START Given passage

Oracle Indexing - What, Where, When?
April 10, 2008
If you are new to databases, or perhaps new to Oracle, you may find the discussion on indexes and indexing strategy complicated. Don't fret. To get started it's fairly straightforward, and as long as you pay attention to the options relevant to day-to-day dba needs, it should remain fairly simple.
Common Usage Indexes
The most common index type is the b-tree index. It is named b-tree after a computer science construct of the same name. Whenever you issue the basic CREATE INDEX statement without further modifications, you're creating a b-tree index. Without going into a lot of depth about b-trees which you can investigate on your own, basically these store the values of the column you have created the index on, and pointers to the actual table data to find the row itself. Keep in mind that also means multiple lookups, one for various nodes and the leaf node of the index, and then the table row itself. That's why Oracle's optimizer will choose in certain circumstances to do full table scans rather than index lookup, because it may actually be faster. Also note that if your index is on more than one column, the leading column is very important. For example if you have a multi-column (called concatenated) index on columns c and d in that order, you can also do a query on column c alone and use that index. In some other cases using Oracle's skip- scan technology, one can do a query on non-leading columns as well. Do a google search on "skip scan index access" for details.
We mentioned that Oracle would choose not to use an index sometimes, if you're reading a lot of rows, or your index is not selective, or you're using a column other than the leading one in a concatenated index. What about if you want to do a case-insensitive search? Something like:
WHERE UPPER(first_name) = 'JOHN'
This won't use an index on first_name. Why? Because Oracle would have to go and apply the UPPER function on ALL values in the index, so it might as well do the full table scan. This was such a common need that Oracle created the function-based index for this purpose.

END Given passage

| Exercise tasks |
1. From the Oracle indexing page, copy the text starting at "We mentioned that" and ending at "for this purpose.".
2. Using the Oracle indexing page, answer each of these briefly:
(a) Which index type does the page call the most common?
(b) For a concatenated index on columns c and d in that order, which single column can a query use with that index?
(c) What index type did Oracle create for searches such as WHERE UPPER(first_name) = 'JOHN'?

START Provided information

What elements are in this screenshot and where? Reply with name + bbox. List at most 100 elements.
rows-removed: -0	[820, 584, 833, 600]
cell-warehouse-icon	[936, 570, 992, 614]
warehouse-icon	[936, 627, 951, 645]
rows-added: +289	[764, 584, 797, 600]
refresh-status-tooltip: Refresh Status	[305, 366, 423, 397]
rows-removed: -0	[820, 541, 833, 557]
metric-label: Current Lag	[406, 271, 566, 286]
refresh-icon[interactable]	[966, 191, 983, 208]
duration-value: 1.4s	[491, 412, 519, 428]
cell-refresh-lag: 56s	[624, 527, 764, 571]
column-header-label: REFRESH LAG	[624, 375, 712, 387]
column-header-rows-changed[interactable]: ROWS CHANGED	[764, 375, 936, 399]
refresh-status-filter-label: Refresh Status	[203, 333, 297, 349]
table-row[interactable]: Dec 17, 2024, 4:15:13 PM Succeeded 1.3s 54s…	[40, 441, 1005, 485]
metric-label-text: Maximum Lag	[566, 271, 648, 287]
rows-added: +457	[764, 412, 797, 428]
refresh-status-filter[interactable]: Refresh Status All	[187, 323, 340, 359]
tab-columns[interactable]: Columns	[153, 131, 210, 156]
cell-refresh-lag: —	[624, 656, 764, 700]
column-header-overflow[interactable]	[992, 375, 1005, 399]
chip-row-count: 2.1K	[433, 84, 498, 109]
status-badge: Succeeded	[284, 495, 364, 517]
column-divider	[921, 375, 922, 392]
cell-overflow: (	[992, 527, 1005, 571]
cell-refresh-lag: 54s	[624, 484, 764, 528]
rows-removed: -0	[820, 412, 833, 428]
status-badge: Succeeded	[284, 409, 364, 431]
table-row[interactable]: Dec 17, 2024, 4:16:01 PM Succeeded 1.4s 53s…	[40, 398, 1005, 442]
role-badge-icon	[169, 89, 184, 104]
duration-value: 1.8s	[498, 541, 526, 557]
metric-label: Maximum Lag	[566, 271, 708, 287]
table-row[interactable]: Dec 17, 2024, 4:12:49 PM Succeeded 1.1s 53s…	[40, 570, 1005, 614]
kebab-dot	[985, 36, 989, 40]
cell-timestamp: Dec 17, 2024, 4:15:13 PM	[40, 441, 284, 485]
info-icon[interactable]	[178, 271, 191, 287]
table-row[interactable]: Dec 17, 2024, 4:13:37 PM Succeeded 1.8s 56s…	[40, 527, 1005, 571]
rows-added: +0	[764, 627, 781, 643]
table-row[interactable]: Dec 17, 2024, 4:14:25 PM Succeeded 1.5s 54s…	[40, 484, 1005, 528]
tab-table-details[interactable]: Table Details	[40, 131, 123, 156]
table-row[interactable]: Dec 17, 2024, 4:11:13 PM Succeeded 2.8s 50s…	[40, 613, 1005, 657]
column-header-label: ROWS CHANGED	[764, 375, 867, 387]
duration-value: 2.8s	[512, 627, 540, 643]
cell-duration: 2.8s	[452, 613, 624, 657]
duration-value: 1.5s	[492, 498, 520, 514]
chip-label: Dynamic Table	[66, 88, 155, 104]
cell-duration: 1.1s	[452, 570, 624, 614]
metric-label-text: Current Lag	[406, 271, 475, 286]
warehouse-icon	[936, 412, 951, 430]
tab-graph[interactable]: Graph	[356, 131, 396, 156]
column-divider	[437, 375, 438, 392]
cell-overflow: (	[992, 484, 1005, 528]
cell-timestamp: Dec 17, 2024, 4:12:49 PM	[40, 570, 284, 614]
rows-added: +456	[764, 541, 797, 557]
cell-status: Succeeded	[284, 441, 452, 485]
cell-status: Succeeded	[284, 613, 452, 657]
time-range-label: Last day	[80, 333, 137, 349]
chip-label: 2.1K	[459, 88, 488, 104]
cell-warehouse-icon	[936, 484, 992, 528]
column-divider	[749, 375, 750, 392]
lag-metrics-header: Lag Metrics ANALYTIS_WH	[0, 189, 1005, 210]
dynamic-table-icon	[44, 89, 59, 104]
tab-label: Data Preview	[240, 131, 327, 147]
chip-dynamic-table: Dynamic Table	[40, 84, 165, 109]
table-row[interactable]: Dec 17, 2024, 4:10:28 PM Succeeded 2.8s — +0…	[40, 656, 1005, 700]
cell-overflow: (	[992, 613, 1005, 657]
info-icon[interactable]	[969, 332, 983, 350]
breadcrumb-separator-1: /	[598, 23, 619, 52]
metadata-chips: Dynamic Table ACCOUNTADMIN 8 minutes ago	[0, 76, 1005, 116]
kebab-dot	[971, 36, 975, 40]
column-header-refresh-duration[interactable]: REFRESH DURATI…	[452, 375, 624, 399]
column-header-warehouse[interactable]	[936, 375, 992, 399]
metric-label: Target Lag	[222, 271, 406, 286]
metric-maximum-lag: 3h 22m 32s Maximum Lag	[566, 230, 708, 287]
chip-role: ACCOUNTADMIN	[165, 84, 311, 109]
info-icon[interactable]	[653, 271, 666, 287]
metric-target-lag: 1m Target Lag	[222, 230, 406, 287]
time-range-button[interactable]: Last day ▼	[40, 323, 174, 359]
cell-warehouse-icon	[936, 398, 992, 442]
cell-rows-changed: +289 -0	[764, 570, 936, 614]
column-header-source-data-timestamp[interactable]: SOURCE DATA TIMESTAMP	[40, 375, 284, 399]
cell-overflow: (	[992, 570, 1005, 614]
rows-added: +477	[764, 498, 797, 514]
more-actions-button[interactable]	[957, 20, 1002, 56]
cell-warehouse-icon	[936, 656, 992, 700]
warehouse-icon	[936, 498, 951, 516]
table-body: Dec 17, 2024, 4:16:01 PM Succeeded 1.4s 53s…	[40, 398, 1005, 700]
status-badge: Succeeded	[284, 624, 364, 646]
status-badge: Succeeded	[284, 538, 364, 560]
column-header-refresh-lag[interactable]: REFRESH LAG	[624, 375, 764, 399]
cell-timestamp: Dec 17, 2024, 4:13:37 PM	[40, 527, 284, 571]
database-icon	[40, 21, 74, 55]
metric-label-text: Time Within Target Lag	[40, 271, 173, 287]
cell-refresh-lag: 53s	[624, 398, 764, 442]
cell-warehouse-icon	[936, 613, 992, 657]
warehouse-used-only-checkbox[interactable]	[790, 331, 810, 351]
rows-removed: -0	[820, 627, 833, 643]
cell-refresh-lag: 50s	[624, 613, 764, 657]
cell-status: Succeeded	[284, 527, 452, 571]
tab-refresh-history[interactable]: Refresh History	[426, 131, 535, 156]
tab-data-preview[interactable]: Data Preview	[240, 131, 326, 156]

END Provided information

| Completed exercise |
1.
We mentioned that Oracle would choose not to use an index sometimes, if you're reading a lot of rows, or your index is not selective, or you're using a column other than the leading one in a concatenated index. What about if you want to do a case-insensitive search? Something like:
WHERE UPPER(first_name) = 'JOHN'
This won't use an index on first_name. Why? Because Oracle would have to go and apply the UPPER function on ALL values in the index, so it might as well do the full table scan. This was such a common need that Oracle created the function-based index for this purpose.

2.
(a) The b-tree index.
(b) Column c.
(c) The function-based index.